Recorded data
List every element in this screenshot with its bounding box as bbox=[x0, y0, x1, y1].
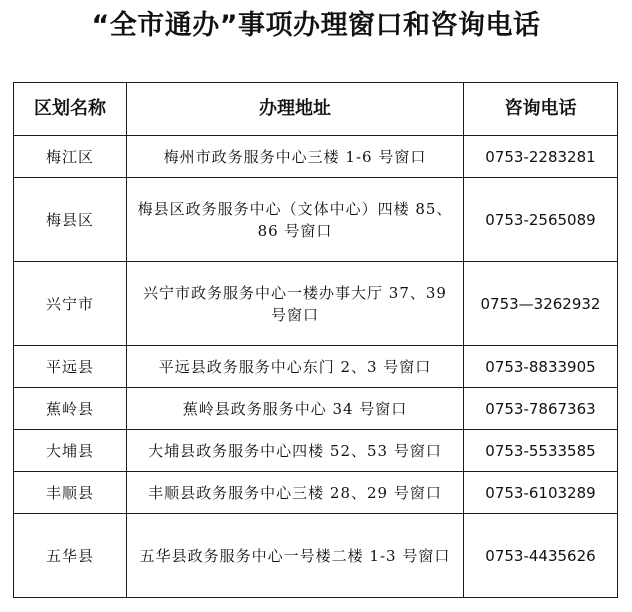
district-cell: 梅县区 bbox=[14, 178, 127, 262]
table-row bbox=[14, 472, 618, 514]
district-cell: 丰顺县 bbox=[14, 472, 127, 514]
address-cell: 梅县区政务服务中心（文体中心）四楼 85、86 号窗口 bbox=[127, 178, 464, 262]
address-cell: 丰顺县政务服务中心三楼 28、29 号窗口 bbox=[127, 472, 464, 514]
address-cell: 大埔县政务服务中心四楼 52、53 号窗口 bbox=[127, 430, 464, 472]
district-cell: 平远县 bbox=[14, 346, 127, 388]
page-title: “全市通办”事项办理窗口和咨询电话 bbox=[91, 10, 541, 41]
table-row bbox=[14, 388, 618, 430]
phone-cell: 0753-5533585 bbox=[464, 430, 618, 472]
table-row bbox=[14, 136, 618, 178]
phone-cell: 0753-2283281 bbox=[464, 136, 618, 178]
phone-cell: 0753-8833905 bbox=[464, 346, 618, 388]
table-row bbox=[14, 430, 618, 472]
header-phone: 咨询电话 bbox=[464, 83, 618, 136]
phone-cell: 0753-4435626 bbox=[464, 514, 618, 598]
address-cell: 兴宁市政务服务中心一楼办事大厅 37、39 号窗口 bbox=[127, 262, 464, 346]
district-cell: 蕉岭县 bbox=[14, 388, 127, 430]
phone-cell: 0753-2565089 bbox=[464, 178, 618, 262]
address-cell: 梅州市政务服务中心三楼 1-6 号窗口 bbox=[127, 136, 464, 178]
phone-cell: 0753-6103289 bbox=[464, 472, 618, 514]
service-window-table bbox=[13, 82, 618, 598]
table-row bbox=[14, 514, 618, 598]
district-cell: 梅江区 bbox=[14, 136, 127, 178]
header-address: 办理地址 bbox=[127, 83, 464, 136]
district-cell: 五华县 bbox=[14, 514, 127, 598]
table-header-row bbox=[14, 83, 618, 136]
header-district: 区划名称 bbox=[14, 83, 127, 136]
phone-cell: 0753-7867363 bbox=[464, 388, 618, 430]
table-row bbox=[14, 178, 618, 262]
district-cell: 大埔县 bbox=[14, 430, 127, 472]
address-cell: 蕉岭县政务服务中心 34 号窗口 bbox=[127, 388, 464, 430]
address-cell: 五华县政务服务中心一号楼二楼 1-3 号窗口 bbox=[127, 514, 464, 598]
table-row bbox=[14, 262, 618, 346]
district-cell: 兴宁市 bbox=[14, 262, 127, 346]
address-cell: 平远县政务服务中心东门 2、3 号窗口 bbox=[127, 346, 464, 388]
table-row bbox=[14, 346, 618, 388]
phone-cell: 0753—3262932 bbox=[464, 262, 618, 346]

→ TASK GOAL: Can you output every line of the records above verbatim, leaving out the pictures?

→ WRITTEN REPLY:
List every element in this screenshot with its bounding box as bbox=[x0, y0, x1, y1].
district-cell: 梅县区 bbox=[14, 178, 127, 262]
table-row bbox=[14, 472, 618, 514]
district-cell: 丰顺县 bbox=[14, 472, 127, 514]
address-cell: 梅县区政务服务中心（文体中心）四楼 85、86 号窗口 bbox=[127, 178, 464, 262]
address-cell: 丰顺县政务服务中心三楼 28、29 号窗口 bbox=[127, 472, 464, 514]
address-cell: 大埔县政务服务中心四楼 52、53 号窗口 bbox=[127, 430, 464, 472]
district-cell: 平远县 bbox=[14, 346, 127, 388]
page-title: “全市通办”事项办理窗口和咨询电话 bbox=[91, 10, 541, 41]
table-row bbox=[14, 388, 618, 430]
phone-cell: 0753-5533585 bbox=[464, 430, 618, 472]
table-row bbox=[14, 136, 618, 178]
phone-cell: 0753-2283281 bbox=[464, 136, 618, 178]
phone-cell: 0753-8833905 bbox=[464, 346, 618, 388]
table-row bbox=[14, 430, 618, 472]
header-phone: 咨询电话 bbox=[464, 83, 618, 136]
phone-cell: 0753-4435626 bbox=[464, 514, 618, 598]
address-cell: 兴宁市政务服务中心一楼办事大厅 37、39 号窗口 bbox=[127, 262, 464, 346]
district-cell: 蕉岭县 bbox=[14, 388, 127, 430]
phone-cell: 0753-2565089 bbox=[464, 178, 618, 262]
address-cell: 梅州市政务服务中心三楼 1-6 号窗口 bbox=[127, 136, 464, 178]
phone-cell: 0753-6103289 bbox=[464, 472, 618, 514]
service-window-table bbox=[13, 82, 618, 598]
table-row bbox=[14, 514, 618, 598]
district-cell: 梅江区 bbox=[14, 136, 127, 178]
header-address: 办理地址 bbox=[127, 83, 464, 136]
district-cell: 五华县 bbox=[14, 514, 127, 598]
table-header-row bbox=[14, 83, 618, 136]
header-district: 区划名称 bbox=[14, 83, 127, 136]
phone-cell: 0753-7867363 bbox=[464, 388, 618, 430]
table-row bbox=[14, 178, 618, 262]
district-cell: 大埔县 bbox=[14, 430, 127, 472]
address-cell: 蕉岭县政务服务中心 34 号窗口 bbox=[127, 388, 464, 430]
address-cell: 五华县政务服务中心一号楼二楼 1-3 号窗口 bbox=[127, 514, 464, 598]
table-row bbox=[14, 262, 618, 346]
district-cell: 兴宁市 bbox=[14, 262, 127, 346]
address-cell: 平远县政务服务中心东门 2、3 号窗口 bbox=[127, 346, 464, 388]
table-row bbox=[14, 346, 618, 388]
phone-cell: 0753—3262932 bbox=[464, 262, 618, 346]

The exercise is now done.